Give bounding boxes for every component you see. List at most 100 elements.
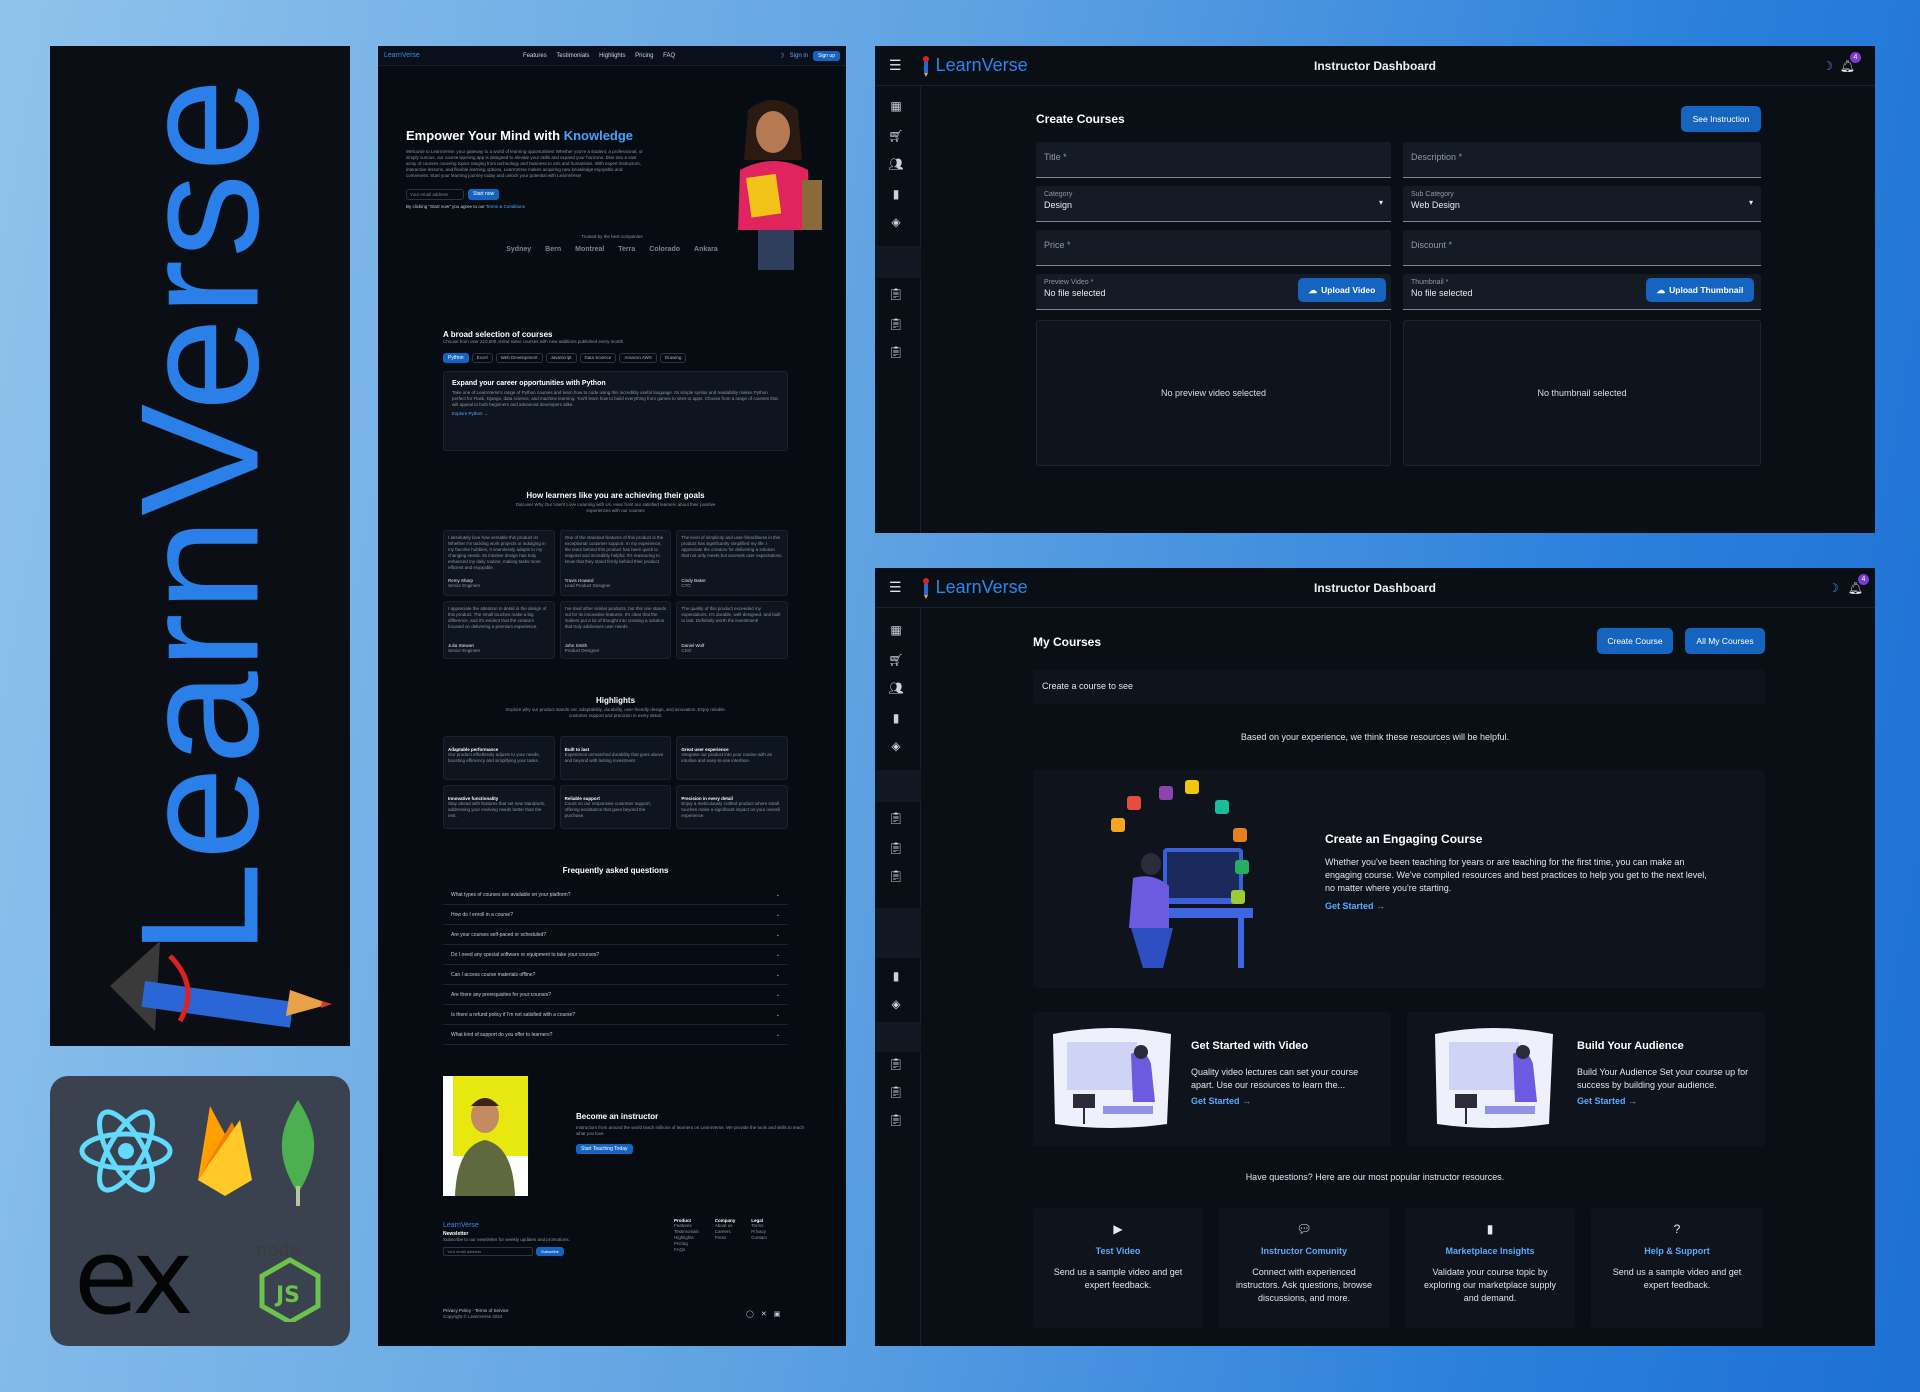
◆ ◆ ◆ ◆
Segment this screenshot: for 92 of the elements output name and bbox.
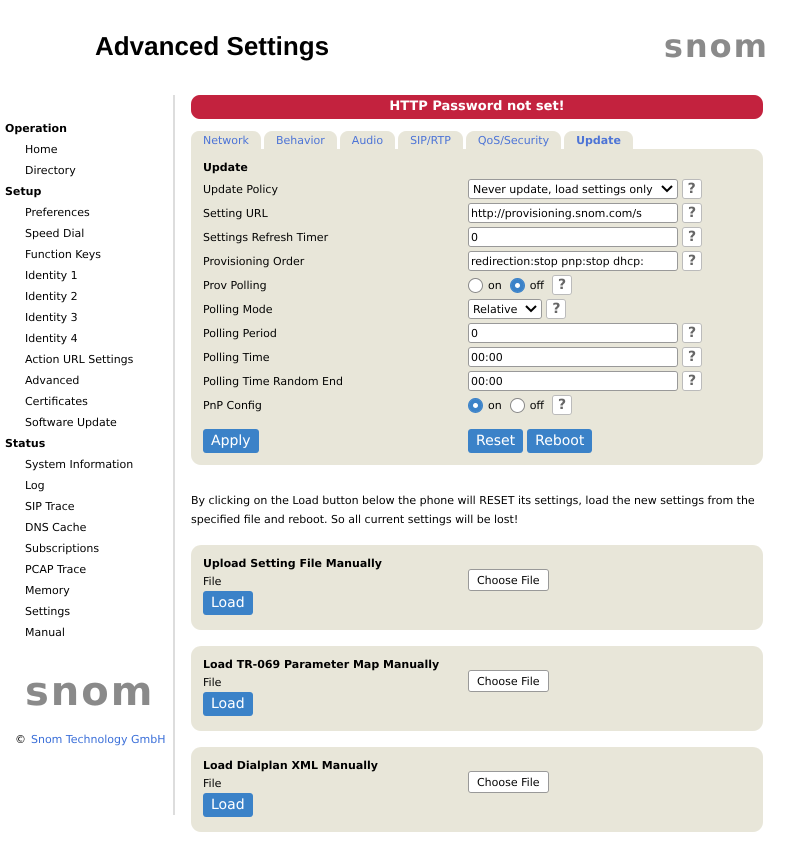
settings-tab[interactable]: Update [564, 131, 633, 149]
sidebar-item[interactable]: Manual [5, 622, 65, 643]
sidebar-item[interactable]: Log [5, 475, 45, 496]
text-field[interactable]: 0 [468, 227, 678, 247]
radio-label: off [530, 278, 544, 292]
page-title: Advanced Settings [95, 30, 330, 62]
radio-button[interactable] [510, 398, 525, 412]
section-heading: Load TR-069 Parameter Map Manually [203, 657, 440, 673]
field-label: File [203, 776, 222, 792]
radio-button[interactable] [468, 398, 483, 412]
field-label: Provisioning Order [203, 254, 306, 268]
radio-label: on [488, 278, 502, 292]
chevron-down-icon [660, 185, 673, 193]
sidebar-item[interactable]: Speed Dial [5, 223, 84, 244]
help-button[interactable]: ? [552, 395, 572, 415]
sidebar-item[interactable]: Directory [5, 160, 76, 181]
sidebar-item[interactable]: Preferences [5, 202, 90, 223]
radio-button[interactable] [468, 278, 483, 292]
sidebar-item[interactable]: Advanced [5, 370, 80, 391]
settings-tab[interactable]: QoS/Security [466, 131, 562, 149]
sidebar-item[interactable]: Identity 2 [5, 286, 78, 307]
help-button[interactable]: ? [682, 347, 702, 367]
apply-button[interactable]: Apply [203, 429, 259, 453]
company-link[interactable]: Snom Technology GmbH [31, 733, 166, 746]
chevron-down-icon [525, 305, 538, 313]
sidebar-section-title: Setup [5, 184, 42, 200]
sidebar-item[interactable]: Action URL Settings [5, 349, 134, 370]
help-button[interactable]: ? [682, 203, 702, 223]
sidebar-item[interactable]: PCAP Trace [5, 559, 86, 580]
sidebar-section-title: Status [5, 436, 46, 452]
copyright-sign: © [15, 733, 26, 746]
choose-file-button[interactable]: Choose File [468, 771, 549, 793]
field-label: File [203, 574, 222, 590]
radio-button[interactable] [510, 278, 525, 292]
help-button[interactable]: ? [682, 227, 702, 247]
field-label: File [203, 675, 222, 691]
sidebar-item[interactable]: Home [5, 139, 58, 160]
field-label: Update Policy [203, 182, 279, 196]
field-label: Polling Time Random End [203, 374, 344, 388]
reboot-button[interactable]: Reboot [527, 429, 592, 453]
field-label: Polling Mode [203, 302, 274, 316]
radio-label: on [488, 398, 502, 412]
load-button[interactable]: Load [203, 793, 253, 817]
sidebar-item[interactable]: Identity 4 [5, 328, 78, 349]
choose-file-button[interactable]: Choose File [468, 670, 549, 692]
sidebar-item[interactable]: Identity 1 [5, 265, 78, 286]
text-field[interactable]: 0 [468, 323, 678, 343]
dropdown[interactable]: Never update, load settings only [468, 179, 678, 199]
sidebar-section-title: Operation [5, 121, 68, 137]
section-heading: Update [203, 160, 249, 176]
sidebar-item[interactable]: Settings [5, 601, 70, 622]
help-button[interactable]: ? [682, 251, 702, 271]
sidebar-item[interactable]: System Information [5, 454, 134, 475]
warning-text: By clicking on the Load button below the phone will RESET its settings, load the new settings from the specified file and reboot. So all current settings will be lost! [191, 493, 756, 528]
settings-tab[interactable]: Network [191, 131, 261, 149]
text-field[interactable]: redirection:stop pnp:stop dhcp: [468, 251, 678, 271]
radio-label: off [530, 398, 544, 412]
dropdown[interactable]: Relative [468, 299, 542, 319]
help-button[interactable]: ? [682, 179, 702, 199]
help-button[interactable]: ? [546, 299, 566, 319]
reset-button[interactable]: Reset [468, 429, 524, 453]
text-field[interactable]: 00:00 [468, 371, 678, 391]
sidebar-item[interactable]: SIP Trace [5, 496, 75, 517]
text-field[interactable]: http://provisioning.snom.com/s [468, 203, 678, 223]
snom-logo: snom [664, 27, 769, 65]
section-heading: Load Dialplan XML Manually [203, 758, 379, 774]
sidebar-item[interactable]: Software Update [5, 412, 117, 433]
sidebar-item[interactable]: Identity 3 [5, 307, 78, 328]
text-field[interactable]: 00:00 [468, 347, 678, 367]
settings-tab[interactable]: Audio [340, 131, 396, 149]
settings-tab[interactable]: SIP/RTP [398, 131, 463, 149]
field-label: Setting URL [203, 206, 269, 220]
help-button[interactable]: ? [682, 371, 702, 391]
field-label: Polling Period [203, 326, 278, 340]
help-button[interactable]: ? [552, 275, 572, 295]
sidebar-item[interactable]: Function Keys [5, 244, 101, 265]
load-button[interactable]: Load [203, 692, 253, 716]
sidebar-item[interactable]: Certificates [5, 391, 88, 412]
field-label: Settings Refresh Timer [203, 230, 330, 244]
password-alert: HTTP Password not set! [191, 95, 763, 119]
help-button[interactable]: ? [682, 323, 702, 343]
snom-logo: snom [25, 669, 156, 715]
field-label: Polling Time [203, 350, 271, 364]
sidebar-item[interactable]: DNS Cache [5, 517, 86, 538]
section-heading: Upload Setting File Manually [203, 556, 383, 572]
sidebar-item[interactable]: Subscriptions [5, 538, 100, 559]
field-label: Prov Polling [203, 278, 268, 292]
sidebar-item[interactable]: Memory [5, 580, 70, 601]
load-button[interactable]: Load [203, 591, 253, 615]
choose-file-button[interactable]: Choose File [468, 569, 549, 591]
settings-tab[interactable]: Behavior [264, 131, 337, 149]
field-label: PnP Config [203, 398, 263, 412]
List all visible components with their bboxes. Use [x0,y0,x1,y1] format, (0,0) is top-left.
◆ ◆ ◆ ◆
*REQUIRED TASK*: Output the records as a numbered list, starting at the line that contains "Segment this screenshot: for" and ending at the line that contains "chevron-down-icon [660, 185, 673, 193]". Skip blank lines and leave out the pictures.

*COMPLETED TASK*:
1. Segment this screenshot: for 92 of the elements output name and bbox.
2. settings-tab[interactable]: Update [564, 131, 633, 149]
3. sidebar-item[interactable]: Manual [5, 622, 65, 643]
4. sidebar-item[interactable]: Log [5, 475, 45, 496]
5. text-field[interactable]: 0 [468, 227, 678, 247]
6. radio-label: off [530, 278, 544, 292]
7. page-title: Advanced Settings [95, 30, 330, 62]
8. radio-button[interactable] [510, 398, 525, 412]
9. section-heading: Load TR-069 Parameter Map Manually [203, 657, 440, 673]
10. field-label: File [203, 776, 222, 792]
11. radio-button[interactable] [468, 398, 483, 412]
12. field-label: Provisioning Order [203, 254, 306, 268]
13. radio-label: on [488, 278, 502, 292]
14. chevron-down-icon [660, 185, 673, 193]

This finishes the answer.